What to do: Reproduce the data below verbatim, keeping every line in its original order.

[Dataset excerpt]
_ _ _ _
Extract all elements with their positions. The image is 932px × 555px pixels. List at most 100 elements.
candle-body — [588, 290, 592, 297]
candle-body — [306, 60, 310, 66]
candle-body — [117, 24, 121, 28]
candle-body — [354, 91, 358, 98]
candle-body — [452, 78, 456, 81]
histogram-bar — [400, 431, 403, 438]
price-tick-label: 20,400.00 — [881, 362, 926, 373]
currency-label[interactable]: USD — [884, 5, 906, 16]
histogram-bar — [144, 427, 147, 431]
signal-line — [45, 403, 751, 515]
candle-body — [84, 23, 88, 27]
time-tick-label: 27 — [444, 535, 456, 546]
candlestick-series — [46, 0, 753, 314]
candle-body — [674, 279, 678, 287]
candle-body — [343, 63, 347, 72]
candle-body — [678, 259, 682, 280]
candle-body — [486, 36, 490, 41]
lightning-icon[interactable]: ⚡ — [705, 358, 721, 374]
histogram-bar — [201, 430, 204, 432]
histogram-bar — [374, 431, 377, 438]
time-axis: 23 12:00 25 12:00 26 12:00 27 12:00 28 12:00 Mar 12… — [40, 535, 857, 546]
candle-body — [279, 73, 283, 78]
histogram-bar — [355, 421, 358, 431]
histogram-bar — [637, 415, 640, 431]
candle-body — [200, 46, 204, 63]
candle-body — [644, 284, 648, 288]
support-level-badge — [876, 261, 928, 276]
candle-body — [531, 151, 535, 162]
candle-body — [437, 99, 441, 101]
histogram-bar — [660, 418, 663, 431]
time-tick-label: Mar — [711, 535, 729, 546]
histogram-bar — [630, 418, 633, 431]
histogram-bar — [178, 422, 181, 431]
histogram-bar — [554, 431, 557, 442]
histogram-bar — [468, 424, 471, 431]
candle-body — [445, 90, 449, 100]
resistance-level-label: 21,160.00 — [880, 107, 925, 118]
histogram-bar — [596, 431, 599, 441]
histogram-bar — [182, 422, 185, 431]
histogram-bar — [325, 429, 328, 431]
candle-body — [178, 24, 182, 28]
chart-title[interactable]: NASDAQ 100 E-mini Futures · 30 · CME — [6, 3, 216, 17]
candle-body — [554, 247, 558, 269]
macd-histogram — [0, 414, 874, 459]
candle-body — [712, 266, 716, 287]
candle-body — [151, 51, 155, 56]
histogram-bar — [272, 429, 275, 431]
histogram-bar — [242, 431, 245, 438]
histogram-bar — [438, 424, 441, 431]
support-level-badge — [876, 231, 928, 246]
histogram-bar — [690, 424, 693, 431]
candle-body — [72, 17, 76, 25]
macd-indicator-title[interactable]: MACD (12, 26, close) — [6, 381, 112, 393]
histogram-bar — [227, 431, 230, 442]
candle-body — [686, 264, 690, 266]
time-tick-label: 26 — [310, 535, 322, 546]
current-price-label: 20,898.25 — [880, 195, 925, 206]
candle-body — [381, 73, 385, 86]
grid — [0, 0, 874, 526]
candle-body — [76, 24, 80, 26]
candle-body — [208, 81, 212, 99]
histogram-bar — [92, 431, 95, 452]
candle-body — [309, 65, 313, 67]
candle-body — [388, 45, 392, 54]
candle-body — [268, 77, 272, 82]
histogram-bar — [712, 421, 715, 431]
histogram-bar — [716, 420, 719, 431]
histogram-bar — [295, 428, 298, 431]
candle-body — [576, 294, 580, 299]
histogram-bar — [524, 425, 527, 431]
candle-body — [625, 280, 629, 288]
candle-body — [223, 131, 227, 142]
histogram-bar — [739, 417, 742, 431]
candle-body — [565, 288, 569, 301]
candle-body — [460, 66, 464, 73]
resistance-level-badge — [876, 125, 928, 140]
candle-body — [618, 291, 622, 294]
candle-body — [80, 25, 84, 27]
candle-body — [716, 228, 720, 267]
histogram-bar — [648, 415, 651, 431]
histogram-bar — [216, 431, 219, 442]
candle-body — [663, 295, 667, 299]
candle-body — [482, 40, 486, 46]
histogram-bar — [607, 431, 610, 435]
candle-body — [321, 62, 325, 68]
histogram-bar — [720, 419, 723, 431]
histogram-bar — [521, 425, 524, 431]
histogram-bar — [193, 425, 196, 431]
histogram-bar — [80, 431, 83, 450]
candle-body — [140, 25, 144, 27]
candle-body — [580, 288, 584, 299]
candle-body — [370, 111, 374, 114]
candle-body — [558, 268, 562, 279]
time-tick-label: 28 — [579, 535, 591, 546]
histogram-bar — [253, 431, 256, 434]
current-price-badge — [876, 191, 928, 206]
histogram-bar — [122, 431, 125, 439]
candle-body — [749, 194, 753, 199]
_ _ _ _
Result for this exercise:
Extract all elements with their positions. The image is 932px × 555px pixels. List at most 100 elements.
candle-body — [588, 290, 592, 297]
candle-body — [306, 60, 310, 66]
candle-body — [117, 24, 121, 28]
candle-body — [354, 91, 358, 98]
candle-body — [452, 78, 456, 81]
histogram-bar — [400, 431, 403, 438]
price-tick-label: 20,400.00 — [881, 362, 926, 373]
currency-label[interactable]: USD — [884, 5, 906, 16]
histogram-bar — [144, 427, 147, 431]
signal-line — [45, 403, 751, 515]
candle-body — [84, 23, 88, 27]
time-tick-label: 27 — [444, 535, 456, 546]
candlestick-series — [46, 0, 753, 314]
candle-body — [674, 279, 678, 287]
candle-body — [343, 63, 347, 72]
candle-body — [678, 259, 682, 280]
candle-body — [486, 36, 490, 41]
lightning-icon[interactable]: ⚡ — [705, 358, 721, 374]
histogram-bar — [201, 430, 204, 432]
histogram-bar — [374, 431, 377, 438]
time-axis: 23 12:00 25 12:00 26 12:00 27 12:00 28 12:00 Mar 12… — [40, 535, 857, 546]
candle-body — [279, 73, 283, 78]
histogram-bar — [355, 421, 358, 431]
histogram-bar — [637, 415, 640, 431]
candle-body — [200, 46, 204, 63]
candle-body — [644, 284, 648, 288]
support-level-badge — [876, 261, 928, 276]
candle-body — [531, 151, 535, 162]
candle-body — [437, 99, 441, 101]
histogram-bar — [660, 418, 663, 431]
time-tick-label: Mar — [711, 535, 729, 546]
histogram-bar — [630, 418, 633, 431]
histogram-bar — [178, 422, 181, 431]
histogram-bar — [554, 431, 557, 442]
histogram-bar — [468, 424, 471, 431]
candle-body — [445, 90, 449, 100]
resistance-level-label: 21,160.00 — [880, 107, 925, 118]
histogram-bar — [596, 431, 599, 441]
histogram-bar — [182, 422, 185, 431]
histogram-bar — [325, 429, 328, 431]
candle-body — [178, 24, 182, 28]
chart-title[interactable]: NASDAQ 100 E-mini Futures · 30 · CME — [6, 3, 216, 17]
candle-body — [554, 247, 558, 269]
macd-histogram — [0, 414, 874, 459]
candle-body — [712, 266, 716, 287]
candle-body — [151, 51, 155, 56]
histogram-bar — [272, 429, 275, 431]
histogram-bar — [242, 431, 245, 438]
histogram-bar — [438, 424, 441, 431]
support-level-badge — [876, 231, 928, 246]
histogram-bar — [690, 424, 693, 431]
candle-body — [72, 17, 76, 25]
macd-indicator-title[interactable]: MACD (12, 26, close) — [6, 381, 112, 393]
histogram-bar — [227, 431, 230, 442]
candle-body — [686, 264, 690, 266]
time-tick-label: 26 — [310, 535, 322, 546]
current-price-label: 20,898.25 — [880, 195, 925, 206]
candle-body — [381, 73, 385, 86]
grid — [0, 0, 874, 526]
candle-body — [76, 24, 80, 26]
candle-body — [208, 81, 212, 99]
histogram-bar — [92, 431, 95, 452]
candle-body — [309, 65, 313, 67]
candle-body — [388, 45, 392, 54]
candle-body — [268, 77, 272, 82]
histogram-bar — [712, 421, 715, 431]
histogram-bar — [716, 420, 719, 431]
histogram-bar — [295, 428, 298, 431]
candle-body — [576, 294, 580, 299]
histogram-bar — [524, 425, 527, 431]
candle-body — [625, 280, 629, 288]
candle-body — [223, 131, 227, 142]
histogram-bar — [739, 417, 742, 431]
candle-body — [565, 288, 569, 301]
candle-body — [460, 66, 464, 73]
resistance-level-badge — [876, 125, 928, 140]
candle-body — [618, 291, 622, 294]
candle-body — [80, 25, 84, 27]
candle-body — [716, 228, 720, 267]
histogram-bar — [648, 415, 651, 431]
histogram-bar — [216, 431, 219, 442]
candle-body — [663, 295, 667, 299]
candle-body — [482, 40, 486, 46]
histogram-bar — [607, 431, 610, 435]
candle-body — [321, 62, 325, 68]
histogram-bar — [720, 419, 723, 431]
histogram-bar — [521, 425, 524, 431]
histogram-bar — [193, 425, 196, 431]
histogram-bar — [80, 431, 83, 450]
candle-body — [140, 25, 144, 27]
candle-body — [580, 288, 584, 299]
candle-body — [370, 111, 374, 114]
candle-body — [558, 268, 562, 279]
time-tick-label: 28 — [579, 535, 591, 546]
histogram-bar — [253, 431, 256, 434]
current-price-badge — [876, 191, 928, 206]
histogram-bar — [122, 431, 125, 439]
candle-body — [749, 194, 753, 199]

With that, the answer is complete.